- Tujuan 1
Salin ulang bagian teks tentang kampung-kampung di Laur bagian hilir tanpa perubahan sedikit pun, dimulai dari "Kampung Jumlah Jiwa" dan diakhiri dengan "Sempurna yang ramai.".

- Kutipan Halaman
★ ★ ★ ★

Semua kampung ini –kecuali Cali dan Bayang, dapat dijangkau dengan jalan sungai. Jalan darat terbatas. Kuala Laur bisa dijangkau jalan darat, kerana ada jalan yang tembus dari jalur jalan Trans Kalimantan. Sedangkan Jago bisa ditempuh melalui jalan setapak ke Sandai selama tiga jam, dan ke Sempurna sekitar 20 menit. Kampung Sempurna dan Bayur Rempangi, dapat dijangkau dengan jalan darat melalui jalan perusahaan kelapa sawit. Sedangkan jalur Pangkalan Jihing, Cali dan Bayangan bisa dijangkau dengan jalan darat ke kampung di arah barat dan utara. Misalnya menuju Pangkalan Teluk dan sekitarnya. Ada juga jalan tembus yang menghubungkan Pangkalan Jihing dengan Sempurna. Sekali lagi, semua jalur ini bukan jalan yang mudah.

Salah satu faktor yang menyebabkan satu kampung dengan kampung yang lain masih terisolasi selain kerana keadaan jalan dan pengangkutan yang belum memadai, adalah kerana pembagian wilayah administrasi pemerintahan. Kuala Laur dan Jago masuk dalam satu desa di bawah wilayah administrasi Desa Penjawaan, Kecamatan Sandai. Sempurna dan Bayur Rempangi di bawah wilayah administrasi Desa Sempurna, Kecamatan Aur Kuning. Dan, kampung Pangkalan Jihing serta Cali masuk dalam wilayah desa Pangkalan Teluk, kecamatan Nanga Tayap. Pembagian enam kampung ini dalam tiga kecamatan yang berbeza sangat mengurangkan interaksi dan kemungkinan bertemu.

Sekalipun agak terpencil, tetapi beberapa kampung seperti Pangkalan Jihing, Sempurna dan Bayur Rempangi dihuni oleh banyak pendatang. Kehadiran pendatang –kebanyakan penebang kayu ini, menyebabkan pertambahan jumlah penduduk yang cepat. Pangkalan Jihing, sebuah kampung yang semula kecil saja kerana hanya ditempati pindahan orang Cali yang ingin tinggal agak ke muara sungai, sekarang nampak besar dan ramai. Jumlah penduduk kini mencapai 400 lebih jiwa. Bandingkan dengan kampung tua Cali, yang hanya dihuni 227 jiwa penduduk. Perhitungan lengkap mengenai penduduk di bagian hilir Laur, seperti dalam Tabel 1 berikut ini :

Tabel 1
Jumlah Penduduk di Laur Bagian Hilir

Kampung Jumlah Jiwa Jumlah Keluarga
Jago 340 130
Sempurna 500 300
Bayur Rempangi 500 150
Kuala Laur 300 100
Pangkalan Jihing 429 106
Cali 227 51

Sementara itu jumlah masjid ada enam buah sesuai dengan jumlah kampung yang ada. Maksudnya, setiap kampung ada satu masjid. Sedangkan surau, ada satu yakni di Sempurna. Begitu juga dengan jumlah sekolah dasar, sama dengan jumlah kampung. Setiap kampung ada satu sekolah dasar; meskipun jumlah kelas tidak sama. Kampung Jago misalnya, jumlah ruang kelas tidak sampai enam. Bahkan sekarang Kelas 5 tidak ada. Siswa yang belajar di Kelas 1-6 juga relatif sedikit sekitar 10 orang saja per kelasnya. Keadaan ini tidak jauh berbeza dengan keadaan di Cali. Di sini, bukan saja jumlah siswanya sedikit, tetapi guru yang ada hanya dua orang saja. Berbeza dengan jumlah siswa yang belajar di SD Sempurna yang ramai.

★ ★ ★ ★

- Data Tersimpan

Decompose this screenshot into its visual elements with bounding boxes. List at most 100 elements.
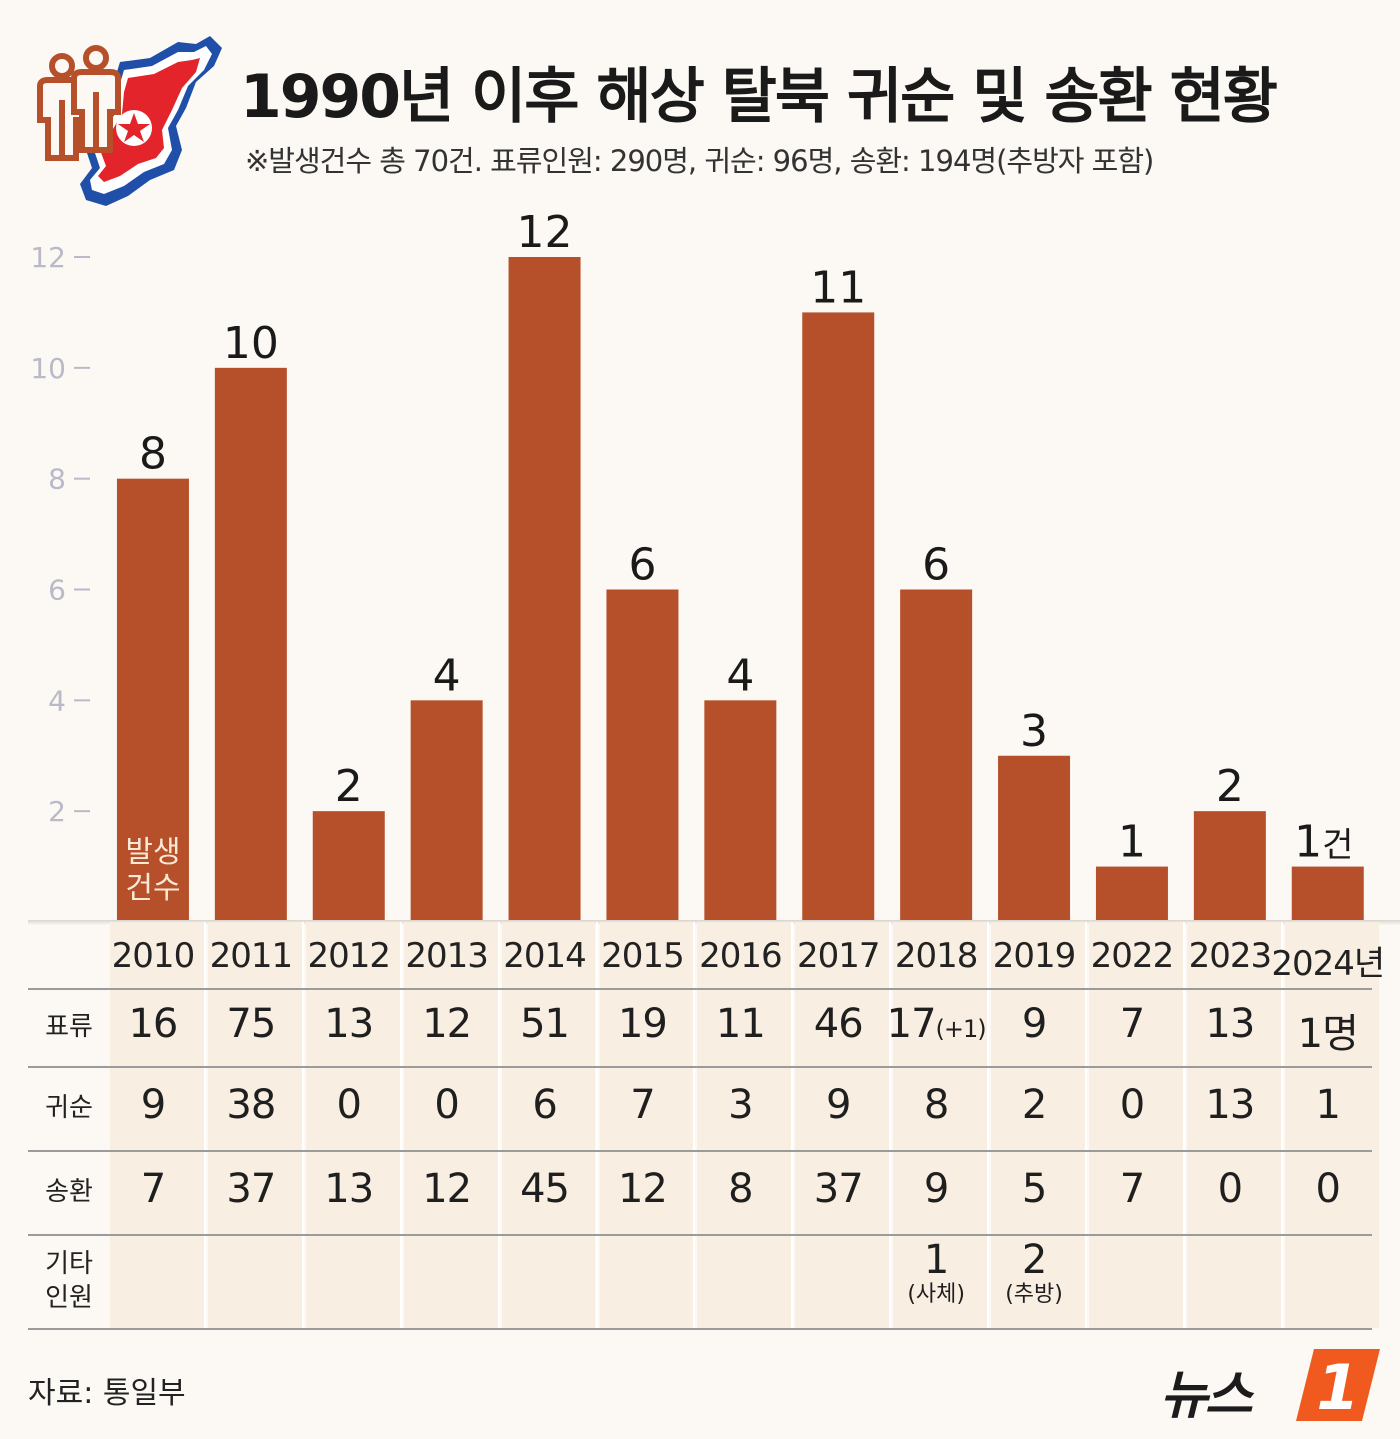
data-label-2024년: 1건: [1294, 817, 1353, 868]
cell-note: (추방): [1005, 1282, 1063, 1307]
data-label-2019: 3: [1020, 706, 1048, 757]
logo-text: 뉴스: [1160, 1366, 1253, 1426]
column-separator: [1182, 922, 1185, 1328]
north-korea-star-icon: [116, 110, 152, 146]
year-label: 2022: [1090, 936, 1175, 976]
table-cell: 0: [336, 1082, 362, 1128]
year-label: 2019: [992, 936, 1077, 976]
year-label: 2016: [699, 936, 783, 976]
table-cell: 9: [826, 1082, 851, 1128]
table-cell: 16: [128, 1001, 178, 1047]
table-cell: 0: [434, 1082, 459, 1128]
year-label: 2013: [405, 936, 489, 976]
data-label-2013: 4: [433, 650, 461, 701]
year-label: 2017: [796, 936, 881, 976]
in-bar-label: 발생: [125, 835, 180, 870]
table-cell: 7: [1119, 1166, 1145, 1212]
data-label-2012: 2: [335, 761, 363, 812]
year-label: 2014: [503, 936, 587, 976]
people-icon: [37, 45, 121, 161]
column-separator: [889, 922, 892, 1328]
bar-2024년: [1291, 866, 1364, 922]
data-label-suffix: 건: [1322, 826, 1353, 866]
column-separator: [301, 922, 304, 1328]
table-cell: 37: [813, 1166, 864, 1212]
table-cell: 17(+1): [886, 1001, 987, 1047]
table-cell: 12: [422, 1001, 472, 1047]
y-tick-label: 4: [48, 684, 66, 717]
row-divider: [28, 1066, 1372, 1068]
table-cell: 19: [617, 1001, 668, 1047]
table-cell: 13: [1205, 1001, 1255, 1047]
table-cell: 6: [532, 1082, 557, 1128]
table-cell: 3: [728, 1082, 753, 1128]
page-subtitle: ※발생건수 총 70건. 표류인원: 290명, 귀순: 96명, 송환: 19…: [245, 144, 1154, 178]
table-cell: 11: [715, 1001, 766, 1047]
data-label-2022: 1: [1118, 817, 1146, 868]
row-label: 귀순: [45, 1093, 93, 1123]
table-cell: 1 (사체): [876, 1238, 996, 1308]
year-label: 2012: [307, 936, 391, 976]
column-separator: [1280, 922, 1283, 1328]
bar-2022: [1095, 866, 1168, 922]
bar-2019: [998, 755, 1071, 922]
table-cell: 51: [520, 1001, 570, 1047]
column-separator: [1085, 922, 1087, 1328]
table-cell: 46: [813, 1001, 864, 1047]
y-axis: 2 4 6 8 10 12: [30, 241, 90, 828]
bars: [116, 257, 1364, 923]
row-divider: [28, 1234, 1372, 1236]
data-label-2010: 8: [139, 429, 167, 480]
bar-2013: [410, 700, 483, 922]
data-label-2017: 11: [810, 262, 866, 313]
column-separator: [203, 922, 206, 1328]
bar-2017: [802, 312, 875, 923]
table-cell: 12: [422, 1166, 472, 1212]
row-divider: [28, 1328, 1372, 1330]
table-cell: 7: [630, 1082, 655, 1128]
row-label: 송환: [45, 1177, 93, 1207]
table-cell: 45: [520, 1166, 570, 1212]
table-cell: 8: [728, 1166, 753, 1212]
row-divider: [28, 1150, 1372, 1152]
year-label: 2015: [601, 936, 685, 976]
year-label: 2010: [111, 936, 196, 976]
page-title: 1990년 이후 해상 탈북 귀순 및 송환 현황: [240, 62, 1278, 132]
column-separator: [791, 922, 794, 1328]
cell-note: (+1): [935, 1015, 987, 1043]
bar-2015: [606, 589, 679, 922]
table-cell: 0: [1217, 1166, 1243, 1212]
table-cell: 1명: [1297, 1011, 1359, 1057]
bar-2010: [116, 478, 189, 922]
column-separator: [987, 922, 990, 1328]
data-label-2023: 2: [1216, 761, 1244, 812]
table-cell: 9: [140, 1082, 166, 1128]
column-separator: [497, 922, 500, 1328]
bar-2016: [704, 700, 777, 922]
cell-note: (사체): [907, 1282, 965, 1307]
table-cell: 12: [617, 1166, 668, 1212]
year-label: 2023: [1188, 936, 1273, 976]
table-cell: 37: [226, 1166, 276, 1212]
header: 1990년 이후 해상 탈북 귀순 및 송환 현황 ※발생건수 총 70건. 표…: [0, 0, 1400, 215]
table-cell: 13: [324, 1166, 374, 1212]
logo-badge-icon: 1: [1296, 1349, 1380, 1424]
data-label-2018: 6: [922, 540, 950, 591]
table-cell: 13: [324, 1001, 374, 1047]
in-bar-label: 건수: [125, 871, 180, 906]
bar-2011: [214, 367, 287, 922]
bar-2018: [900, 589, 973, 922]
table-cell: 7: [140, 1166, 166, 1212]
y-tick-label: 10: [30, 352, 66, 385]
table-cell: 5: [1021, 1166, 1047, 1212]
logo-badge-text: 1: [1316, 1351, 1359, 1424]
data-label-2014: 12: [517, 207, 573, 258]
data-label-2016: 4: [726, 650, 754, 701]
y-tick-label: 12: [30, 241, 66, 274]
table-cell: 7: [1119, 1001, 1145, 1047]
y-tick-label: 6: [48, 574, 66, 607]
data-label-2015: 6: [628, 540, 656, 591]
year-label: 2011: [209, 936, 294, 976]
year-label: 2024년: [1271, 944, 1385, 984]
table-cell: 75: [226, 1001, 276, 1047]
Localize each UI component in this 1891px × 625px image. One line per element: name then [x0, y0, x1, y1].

★ ★ ★ ★

- Tujuan 2
Tuliskan baris-baris dari catatan di atas tanpa perubahan, mulai dari baris yang memuat "data-label-2024년: 1건: [1294, 817, 1353, 868]" sampai baris yang memuat "table-cell: 37: [813, 1166, 864, 1212]". Sertakan juga kedua baris batas itu.

- Hasil 1
Kampung Jumlah Jiwa Jumlah Keluarga
Jago 340 130
Sempurna 500 300
Bayur Rempangi 500 150
Kuala Laur 300 100
Pangkalan Jihing 429 106
Cali 227 51

Sementara itu jumlah masjid ada enam buah sesuai dengan jumlah kampung yang ada. Maksudnya, setiap kampung ada satu masjid. Sedangkan surau, ada satu yakni di Sempurna. Begitu juga dengan jumlah sekolah dasar, sama dengan jumlah kampung. Setiap kampung ada satu sekolah dasar; meskipun jumlah kelas tidak sama. Kampung Jago misalnya, jumlah ruang kelas tidak sampai enam. Bahkan sekarang Kelas 5 tidak ada. Siswa yang belajar di Kelas 1-6 juga relatif sedikit sekitar 10 orang saja per kelasnya. Keadaan ini tidak jauh berbeza dengan keadaan di Cali. Di sini, bukan saja jumlah siswanya sedikit, tetapi guru yang ada hanya dua orang saja. Berbeza dengan jumlah siswa yang belajar di SD Sempurna yang ramai.

- Hasil 2
data-label-2024년: 1건: [1294, 817, 1353, 868]
cell-note: (추방): [1005, 1282, 1063, 1307]
data-label-2019: 3: [1020, 706, 1048, 757]
logo-text: 뉴스: [1160, 1366, 1253, 1426]
column-separator: [1182, 922, 1185, 1328]
north-korea-star-icon: [116, 110, 152, 146]
year-label: 2022: [1090, 936, 1175, 976]
table-cell: 0: [336, 1082, 362, 1128]
year-label: 2019: [992, 936, 1077, 976]
year-label: 2016: [699, 936, 783, 976]
table-cell: 9: [826, 1082, 851, 1128]
table-cell: 16: [128, 1001, 178, 1047]
table-cell: 0: [434, 1082, 459, 1128]
year-label: 2013: [405, 936, 489, 976]
data-label-2013: 4: [433, 650, 461, 701]
year-label: 2017: [796, 936, 881, 976]
in-bar-label: 발생: [125, 835, 180, 870]
table-cell: 7: [1119, 1166, 1145, 1212]
data-label-2012: 2: [335, 761, 363, 812]
year-label: 2014: [503, 936, 587, 976]
people-icon: [37, 45, 121, 161]
column-separator: [889, 922, 892, 1328]
bar-2024년: [1291, 866, 1364, 922]
data-label-suffix: 건: [1322, 826, 1353, 866]
column-separator: [301, 922, 304, 1328]
table-cell: 37: [813, 1166, 864, 1212]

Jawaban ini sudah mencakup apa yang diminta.